# Set exercise
Tally the lines of the listing that contain the word "towing", then give the total and nothing else.
>> Begin
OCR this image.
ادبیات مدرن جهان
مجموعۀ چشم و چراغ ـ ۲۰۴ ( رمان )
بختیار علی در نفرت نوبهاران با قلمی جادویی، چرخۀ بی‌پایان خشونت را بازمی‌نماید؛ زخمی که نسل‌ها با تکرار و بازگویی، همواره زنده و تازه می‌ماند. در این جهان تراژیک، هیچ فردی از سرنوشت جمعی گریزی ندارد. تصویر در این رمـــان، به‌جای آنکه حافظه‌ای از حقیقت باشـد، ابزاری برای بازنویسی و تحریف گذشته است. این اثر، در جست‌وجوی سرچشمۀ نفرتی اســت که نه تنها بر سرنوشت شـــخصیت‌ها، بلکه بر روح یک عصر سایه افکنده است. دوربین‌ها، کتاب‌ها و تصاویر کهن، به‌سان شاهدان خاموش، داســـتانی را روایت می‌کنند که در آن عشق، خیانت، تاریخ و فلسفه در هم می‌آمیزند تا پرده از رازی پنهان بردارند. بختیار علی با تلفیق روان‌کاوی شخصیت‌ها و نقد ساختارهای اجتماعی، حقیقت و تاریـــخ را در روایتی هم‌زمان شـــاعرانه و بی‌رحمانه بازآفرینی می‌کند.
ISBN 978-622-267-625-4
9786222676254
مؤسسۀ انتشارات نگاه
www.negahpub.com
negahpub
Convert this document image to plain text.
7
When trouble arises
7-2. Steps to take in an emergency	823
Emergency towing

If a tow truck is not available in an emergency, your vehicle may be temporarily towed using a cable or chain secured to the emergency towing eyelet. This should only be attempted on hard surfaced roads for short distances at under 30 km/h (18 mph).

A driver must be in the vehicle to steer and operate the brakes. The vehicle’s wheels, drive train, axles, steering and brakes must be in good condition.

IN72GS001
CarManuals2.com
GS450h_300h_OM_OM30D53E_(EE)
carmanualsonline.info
>> End
# Correct result
2